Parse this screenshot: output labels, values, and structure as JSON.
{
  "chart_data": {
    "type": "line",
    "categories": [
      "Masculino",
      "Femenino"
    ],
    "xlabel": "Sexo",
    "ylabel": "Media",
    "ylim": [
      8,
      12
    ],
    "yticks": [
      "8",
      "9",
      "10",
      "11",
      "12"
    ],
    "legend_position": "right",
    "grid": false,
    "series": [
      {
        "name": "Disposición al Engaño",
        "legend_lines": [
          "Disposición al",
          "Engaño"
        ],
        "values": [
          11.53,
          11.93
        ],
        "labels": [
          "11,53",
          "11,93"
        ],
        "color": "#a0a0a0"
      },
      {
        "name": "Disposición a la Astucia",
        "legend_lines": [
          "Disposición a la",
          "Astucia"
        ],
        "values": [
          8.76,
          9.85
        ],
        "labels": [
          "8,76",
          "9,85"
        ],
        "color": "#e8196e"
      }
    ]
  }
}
· · ·
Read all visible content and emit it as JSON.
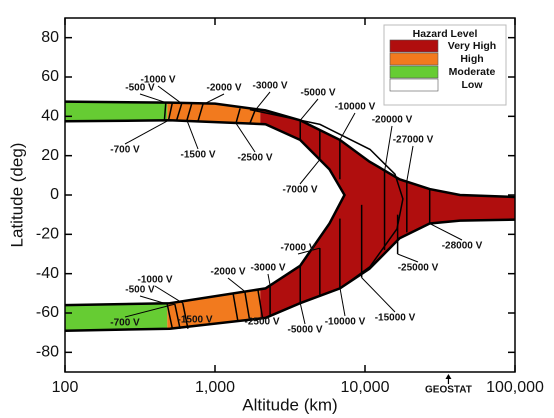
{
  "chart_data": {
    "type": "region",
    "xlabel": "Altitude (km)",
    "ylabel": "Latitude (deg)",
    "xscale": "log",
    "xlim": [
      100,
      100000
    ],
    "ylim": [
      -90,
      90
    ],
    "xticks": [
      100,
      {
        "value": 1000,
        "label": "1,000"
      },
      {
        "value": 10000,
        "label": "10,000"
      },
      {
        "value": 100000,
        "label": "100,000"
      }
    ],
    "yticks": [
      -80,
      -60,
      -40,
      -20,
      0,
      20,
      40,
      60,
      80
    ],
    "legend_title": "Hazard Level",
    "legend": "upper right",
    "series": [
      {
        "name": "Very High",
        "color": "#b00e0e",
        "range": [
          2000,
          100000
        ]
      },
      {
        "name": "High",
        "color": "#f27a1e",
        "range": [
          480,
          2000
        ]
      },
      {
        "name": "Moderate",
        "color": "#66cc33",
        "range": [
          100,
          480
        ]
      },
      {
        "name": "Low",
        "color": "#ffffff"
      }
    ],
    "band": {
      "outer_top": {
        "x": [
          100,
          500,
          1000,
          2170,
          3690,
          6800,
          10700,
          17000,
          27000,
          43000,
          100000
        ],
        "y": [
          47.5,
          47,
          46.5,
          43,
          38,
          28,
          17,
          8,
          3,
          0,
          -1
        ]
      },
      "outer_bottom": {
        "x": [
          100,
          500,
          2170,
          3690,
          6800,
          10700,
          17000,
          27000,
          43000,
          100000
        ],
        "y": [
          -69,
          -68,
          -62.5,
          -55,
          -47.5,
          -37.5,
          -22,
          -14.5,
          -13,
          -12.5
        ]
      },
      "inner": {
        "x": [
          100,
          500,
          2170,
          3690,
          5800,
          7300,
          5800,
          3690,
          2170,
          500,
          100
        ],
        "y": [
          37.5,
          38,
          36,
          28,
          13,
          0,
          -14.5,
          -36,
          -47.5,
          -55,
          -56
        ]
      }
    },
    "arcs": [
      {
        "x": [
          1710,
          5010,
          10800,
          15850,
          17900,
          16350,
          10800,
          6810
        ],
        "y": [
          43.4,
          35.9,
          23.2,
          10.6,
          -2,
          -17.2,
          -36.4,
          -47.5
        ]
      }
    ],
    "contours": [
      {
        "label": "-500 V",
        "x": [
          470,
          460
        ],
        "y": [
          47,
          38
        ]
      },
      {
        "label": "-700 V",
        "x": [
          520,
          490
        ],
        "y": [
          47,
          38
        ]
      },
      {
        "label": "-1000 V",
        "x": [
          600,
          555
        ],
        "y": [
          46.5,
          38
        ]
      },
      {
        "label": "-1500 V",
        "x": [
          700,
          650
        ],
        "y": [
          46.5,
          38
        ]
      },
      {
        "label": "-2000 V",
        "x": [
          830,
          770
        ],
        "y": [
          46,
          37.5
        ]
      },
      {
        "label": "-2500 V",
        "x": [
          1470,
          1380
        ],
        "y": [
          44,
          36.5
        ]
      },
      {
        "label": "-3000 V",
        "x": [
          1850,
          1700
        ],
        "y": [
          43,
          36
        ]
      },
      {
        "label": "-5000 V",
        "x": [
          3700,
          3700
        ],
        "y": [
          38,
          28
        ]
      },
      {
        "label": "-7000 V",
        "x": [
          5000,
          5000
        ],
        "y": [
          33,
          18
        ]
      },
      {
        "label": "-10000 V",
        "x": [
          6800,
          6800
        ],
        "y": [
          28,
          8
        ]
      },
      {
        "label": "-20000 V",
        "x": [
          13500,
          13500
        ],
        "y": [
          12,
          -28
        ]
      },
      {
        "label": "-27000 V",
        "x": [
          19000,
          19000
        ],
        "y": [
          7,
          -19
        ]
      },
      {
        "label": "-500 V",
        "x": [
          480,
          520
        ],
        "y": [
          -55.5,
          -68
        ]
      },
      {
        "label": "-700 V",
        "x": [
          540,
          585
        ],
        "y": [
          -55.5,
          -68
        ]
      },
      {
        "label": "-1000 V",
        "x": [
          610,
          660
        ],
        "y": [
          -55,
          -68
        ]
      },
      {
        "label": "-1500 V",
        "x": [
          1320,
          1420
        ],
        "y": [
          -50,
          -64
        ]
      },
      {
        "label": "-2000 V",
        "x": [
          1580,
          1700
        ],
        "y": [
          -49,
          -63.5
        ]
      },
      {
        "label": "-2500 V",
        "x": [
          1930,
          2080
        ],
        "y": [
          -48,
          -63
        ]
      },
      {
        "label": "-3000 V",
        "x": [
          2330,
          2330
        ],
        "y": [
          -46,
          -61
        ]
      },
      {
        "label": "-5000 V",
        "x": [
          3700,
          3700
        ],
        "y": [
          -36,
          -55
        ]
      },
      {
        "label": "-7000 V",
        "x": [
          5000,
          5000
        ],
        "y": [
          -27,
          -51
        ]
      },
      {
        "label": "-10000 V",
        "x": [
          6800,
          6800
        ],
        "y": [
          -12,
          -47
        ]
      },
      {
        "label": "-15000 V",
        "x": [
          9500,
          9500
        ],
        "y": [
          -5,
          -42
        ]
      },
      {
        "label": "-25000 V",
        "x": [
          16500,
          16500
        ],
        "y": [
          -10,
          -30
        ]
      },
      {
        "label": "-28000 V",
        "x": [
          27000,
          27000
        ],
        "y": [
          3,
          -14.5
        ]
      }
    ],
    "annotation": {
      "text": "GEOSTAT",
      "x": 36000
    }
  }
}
· · ·
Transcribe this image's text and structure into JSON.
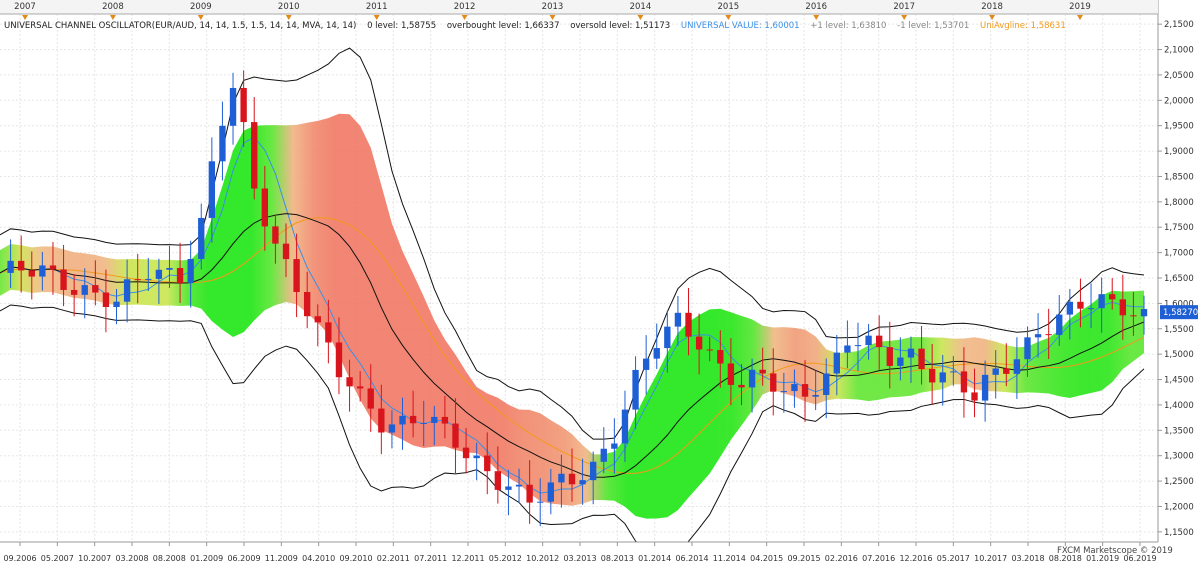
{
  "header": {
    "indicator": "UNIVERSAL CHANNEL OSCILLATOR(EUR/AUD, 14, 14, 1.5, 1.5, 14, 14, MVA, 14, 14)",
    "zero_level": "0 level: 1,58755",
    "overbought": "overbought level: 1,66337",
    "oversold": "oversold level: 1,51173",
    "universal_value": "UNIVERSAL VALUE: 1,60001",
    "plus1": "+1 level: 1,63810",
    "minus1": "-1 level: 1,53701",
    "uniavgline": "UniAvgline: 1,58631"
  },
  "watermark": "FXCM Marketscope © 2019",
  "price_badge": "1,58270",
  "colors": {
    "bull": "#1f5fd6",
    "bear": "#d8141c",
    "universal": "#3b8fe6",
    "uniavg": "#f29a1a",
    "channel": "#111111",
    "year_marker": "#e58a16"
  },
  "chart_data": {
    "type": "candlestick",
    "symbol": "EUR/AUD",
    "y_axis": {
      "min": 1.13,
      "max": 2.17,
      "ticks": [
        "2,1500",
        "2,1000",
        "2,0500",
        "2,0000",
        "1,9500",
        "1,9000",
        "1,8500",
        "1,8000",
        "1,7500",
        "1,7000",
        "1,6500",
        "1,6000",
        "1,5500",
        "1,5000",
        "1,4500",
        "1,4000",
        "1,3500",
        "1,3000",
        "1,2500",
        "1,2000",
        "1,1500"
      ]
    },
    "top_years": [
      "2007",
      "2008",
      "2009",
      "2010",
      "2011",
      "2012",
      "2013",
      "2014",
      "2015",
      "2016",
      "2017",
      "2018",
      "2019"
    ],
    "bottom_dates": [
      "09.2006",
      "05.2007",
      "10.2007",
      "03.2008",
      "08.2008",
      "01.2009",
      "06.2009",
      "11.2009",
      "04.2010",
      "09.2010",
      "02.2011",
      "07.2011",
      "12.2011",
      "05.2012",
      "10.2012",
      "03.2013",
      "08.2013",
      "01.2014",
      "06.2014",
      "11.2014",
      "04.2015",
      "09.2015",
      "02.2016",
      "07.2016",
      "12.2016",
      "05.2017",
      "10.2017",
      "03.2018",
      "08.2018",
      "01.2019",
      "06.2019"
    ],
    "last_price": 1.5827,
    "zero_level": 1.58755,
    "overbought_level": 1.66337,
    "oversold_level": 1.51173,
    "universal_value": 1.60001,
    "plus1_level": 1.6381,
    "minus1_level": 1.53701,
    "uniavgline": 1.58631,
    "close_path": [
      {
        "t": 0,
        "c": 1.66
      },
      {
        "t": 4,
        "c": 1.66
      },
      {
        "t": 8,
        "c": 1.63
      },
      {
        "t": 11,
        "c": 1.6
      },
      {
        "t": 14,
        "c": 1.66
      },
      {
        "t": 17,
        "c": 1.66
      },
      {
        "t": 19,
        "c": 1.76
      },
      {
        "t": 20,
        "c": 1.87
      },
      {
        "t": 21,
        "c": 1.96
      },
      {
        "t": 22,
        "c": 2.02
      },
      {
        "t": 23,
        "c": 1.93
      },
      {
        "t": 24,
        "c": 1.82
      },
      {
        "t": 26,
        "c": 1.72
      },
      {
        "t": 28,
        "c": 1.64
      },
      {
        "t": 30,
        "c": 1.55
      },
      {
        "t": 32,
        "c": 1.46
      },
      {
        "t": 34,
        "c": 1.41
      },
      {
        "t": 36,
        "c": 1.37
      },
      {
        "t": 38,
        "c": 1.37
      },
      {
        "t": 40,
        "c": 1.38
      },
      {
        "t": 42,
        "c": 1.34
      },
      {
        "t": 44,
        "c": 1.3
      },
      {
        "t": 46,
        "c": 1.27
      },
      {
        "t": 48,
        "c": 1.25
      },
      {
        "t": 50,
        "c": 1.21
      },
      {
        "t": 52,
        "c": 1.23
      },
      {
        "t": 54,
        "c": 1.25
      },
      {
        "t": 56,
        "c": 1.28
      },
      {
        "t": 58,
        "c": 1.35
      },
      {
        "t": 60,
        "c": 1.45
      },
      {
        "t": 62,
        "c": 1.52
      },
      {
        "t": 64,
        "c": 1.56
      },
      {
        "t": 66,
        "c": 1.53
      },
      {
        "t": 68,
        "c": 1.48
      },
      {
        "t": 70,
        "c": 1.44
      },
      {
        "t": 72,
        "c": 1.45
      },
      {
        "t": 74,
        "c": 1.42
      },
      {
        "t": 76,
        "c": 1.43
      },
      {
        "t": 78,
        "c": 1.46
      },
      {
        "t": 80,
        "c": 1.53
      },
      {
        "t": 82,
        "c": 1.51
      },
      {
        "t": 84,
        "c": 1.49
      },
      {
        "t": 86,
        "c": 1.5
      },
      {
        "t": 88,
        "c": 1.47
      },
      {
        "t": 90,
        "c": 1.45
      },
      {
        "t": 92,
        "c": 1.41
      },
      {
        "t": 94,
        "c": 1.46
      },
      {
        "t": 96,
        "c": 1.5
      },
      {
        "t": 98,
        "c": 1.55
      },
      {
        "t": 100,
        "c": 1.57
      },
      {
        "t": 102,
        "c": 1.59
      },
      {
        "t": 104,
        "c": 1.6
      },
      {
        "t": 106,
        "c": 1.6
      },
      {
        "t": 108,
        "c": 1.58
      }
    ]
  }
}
· · ·
Instructions to follow: Among the lines of the material, find those that hold the word "text" and copy them.

Written answer:
      "text": "GEOSTAT",
Transcribe this image's text and structure into JSON.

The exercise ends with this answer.